#### What you will do
Do not copy the pictures; transcribe all other material exactly.

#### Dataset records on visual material
— BEGIN —

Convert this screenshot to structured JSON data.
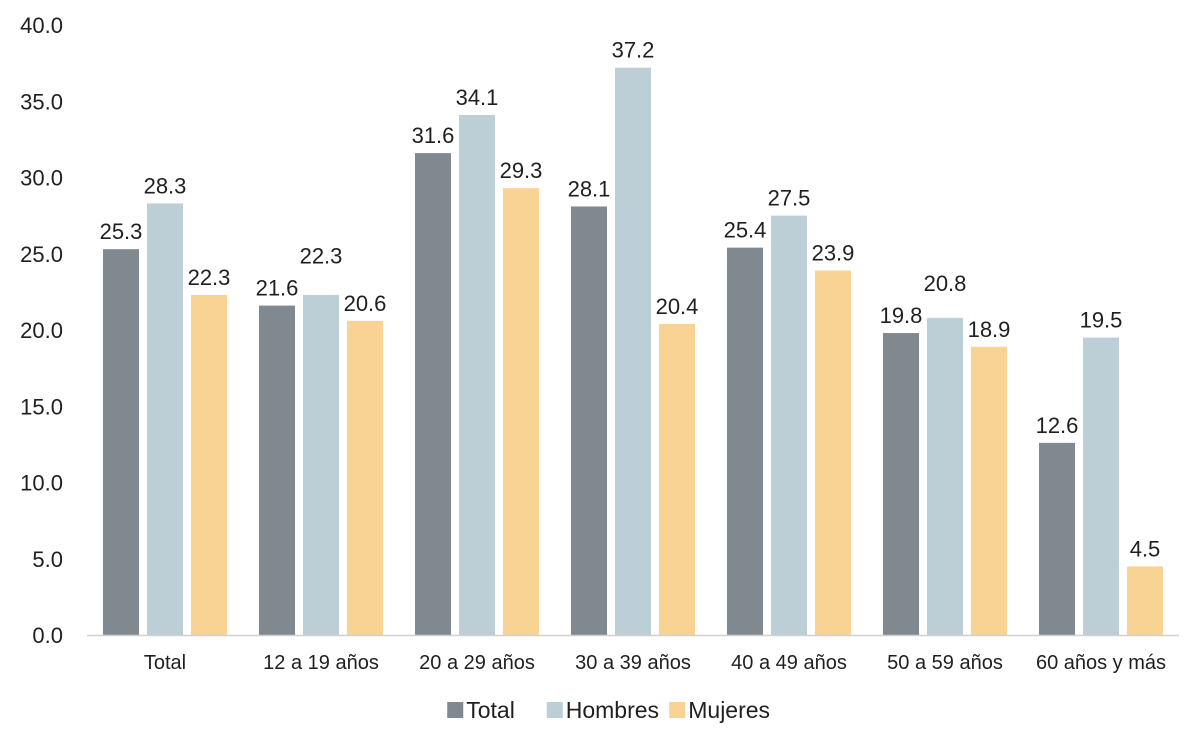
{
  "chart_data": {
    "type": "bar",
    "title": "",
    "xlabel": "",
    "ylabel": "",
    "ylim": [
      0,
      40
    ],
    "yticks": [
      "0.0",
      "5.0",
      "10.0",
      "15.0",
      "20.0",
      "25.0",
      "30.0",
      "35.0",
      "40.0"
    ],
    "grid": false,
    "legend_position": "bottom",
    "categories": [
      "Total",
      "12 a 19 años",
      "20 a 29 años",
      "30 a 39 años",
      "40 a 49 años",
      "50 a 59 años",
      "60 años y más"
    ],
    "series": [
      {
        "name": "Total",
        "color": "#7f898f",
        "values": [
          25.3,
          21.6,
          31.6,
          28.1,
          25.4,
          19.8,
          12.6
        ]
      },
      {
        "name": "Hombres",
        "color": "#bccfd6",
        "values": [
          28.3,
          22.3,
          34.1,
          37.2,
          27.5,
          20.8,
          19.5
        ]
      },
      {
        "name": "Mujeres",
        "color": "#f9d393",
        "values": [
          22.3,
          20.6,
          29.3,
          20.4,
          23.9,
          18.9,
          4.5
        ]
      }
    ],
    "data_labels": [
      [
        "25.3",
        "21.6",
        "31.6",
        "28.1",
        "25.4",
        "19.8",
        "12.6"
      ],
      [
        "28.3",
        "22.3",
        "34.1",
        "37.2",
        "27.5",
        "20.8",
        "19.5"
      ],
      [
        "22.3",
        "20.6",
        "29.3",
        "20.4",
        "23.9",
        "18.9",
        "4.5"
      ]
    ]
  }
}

— END —

#### Response for this exercise
Convert this screenshot to structured JSON data.
{
  "chart_data": {
    "type": "bar",
    "title": "",
    "xlabel": "",
    "ylabel": "",
    "ylim": [
      0,
      40
    ],
    "yticks": [
      "0.0",
      "5.0",
      "10.0",
      "15.0",
      "20.0",
      "25.0",
      "30.0",
      "35.0",
      "40.0"
    ],
    "grid": false,
    "legend_position": "bottom",
    "categories": [
      "Total",
      "12 a 19 años",
      "20 a 29 años",
      "30 a 39 años",
      "40 a 49 años",
      "50 a 59 años",
      "60 años y más"
    ],
    "series": [
      {
        "name": "Total",
        "color": "#7f898f",
        "values": [
          25.3,
          21.6,
          31.6,
          28.1,
          25.4,
          19.8,
          12.6
        ]
      },
      {
        "name": "Hombres",
        "color": "#bccfd6",
        "values": [
          28.3,
          22.3,
          34.1,
          37.2,
          27.5,
          20.8,
          19.5
        ]
      },
      {
        "name": "Mujeres",
        "color": "#f9d393",
        "values": [
          22.3,
          20.6,
          29.3,
          20.4,
          23.9,
          18.9,
          4.5
        ]
      }
    ],
    "data_labels": [
      [
        "25.3",
        "21.6",
        "31.6",
        "28.1",
        "25.4",
        "19.8",
        "12.6"
      ],
      [
        "28.3",
        "22.3",
        "34.1",
        "37.2",
        "27.5",
        "20.8",
        "19.5"
      ],
      [
        "22.3",
        "20.6",
        "29.3",
        "20.4",
        "23.9",
        "18.9",
        "4.5"
      ]
    ]
  }
}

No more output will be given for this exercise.